PROBLEM ->
State only the number of lines in the records below that contain the string "категорії", treating case as significant.

═════ MATERIAL PROVIDED ═════

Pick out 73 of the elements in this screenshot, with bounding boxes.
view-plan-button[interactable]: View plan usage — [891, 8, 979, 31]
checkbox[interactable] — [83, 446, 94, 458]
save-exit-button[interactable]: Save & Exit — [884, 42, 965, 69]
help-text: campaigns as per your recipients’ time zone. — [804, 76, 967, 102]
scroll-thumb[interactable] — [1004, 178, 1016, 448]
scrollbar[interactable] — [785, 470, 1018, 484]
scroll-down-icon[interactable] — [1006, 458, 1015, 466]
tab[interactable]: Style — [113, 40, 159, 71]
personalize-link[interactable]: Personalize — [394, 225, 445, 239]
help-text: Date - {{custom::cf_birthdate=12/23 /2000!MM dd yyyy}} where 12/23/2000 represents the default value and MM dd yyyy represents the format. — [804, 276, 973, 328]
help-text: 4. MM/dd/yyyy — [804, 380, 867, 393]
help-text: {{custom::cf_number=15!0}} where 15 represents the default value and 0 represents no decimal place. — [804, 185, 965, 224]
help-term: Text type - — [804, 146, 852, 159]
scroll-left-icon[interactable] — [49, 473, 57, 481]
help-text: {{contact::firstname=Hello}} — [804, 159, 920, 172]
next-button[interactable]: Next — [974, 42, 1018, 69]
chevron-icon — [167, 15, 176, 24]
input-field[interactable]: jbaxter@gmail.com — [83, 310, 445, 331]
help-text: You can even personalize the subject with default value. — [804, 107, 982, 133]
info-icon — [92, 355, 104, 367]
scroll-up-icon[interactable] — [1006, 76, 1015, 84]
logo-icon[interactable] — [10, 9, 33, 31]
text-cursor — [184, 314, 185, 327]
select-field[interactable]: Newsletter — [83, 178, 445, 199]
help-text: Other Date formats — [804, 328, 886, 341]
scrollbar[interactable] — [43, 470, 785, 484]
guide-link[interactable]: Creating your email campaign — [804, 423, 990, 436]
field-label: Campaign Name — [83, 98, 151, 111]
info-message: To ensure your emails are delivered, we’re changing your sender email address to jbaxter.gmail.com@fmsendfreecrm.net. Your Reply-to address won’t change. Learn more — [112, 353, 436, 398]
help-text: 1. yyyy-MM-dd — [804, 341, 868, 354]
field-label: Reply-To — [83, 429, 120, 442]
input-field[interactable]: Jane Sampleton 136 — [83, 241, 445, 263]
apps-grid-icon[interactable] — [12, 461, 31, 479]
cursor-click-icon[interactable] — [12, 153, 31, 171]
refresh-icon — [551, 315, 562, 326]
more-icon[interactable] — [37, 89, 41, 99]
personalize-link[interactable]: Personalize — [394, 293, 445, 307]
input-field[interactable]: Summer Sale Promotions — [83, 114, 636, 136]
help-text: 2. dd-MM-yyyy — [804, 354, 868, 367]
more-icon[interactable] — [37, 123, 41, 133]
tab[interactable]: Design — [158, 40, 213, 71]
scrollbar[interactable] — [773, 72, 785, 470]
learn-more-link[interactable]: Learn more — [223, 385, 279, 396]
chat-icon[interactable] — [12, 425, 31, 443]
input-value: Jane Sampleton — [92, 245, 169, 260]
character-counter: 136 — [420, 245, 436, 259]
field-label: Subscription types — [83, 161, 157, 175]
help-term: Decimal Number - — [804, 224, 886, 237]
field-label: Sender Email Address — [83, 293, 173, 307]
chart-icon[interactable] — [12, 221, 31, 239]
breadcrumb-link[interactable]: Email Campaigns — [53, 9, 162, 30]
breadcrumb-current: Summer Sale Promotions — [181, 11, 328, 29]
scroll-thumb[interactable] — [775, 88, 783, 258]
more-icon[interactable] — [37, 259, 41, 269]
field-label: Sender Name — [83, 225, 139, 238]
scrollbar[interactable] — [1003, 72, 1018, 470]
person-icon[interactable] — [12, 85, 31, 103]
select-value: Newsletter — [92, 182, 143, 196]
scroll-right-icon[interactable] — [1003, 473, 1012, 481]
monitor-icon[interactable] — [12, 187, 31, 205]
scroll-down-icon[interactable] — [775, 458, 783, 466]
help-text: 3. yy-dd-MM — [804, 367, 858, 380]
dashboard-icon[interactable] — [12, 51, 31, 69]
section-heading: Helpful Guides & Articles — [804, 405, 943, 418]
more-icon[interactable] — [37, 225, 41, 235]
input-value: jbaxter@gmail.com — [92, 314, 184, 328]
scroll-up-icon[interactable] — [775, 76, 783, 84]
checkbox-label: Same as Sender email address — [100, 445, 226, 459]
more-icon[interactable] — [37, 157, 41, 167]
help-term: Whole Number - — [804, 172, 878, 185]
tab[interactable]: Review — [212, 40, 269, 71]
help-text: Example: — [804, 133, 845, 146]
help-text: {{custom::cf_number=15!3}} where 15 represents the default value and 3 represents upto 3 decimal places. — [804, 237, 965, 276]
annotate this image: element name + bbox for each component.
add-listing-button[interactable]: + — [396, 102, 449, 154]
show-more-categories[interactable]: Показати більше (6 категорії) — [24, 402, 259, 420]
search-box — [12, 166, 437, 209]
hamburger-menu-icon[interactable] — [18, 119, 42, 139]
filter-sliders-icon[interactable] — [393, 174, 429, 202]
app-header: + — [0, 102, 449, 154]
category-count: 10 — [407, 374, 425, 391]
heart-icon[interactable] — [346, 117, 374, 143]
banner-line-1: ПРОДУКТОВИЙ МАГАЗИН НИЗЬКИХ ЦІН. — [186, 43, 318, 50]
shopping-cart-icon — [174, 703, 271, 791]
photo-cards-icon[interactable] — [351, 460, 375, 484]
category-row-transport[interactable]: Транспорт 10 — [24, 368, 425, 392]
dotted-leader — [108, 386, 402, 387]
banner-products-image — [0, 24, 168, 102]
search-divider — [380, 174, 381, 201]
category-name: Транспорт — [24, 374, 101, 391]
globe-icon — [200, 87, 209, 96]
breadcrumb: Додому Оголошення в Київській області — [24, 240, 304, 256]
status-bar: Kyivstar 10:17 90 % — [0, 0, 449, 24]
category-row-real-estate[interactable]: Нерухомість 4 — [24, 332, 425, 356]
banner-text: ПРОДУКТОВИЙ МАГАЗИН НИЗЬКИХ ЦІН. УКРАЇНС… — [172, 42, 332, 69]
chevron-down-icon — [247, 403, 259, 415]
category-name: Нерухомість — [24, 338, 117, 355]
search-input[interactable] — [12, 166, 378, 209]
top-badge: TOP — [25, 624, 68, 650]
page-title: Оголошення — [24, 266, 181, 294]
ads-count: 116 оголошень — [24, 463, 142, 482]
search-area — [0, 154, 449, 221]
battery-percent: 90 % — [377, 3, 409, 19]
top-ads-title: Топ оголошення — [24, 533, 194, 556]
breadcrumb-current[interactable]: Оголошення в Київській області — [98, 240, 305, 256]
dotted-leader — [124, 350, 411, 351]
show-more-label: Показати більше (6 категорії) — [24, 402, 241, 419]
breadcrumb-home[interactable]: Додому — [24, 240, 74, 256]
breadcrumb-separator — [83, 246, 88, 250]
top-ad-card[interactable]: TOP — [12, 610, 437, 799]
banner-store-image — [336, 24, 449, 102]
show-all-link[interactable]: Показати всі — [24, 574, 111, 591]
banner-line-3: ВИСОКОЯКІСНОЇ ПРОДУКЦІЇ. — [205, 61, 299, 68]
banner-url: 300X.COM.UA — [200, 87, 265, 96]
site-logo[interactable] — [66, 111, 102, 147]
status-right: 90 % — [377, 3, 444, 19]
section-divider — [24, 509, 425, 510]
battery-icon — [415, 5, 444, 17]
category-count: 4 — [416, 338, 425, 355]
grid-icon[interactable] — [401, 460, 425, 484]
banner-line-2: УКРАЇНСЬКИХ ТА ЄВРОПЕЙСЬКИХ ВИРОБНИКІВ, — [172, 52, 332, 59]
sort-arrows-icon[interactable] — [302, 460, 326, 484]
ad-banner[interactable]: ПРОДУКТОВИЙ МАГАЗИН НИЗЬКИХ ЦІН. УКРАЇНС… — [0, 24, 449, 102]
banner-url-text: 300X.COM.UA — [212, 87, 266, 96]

═════

EXERCISE RESPONSE ->
2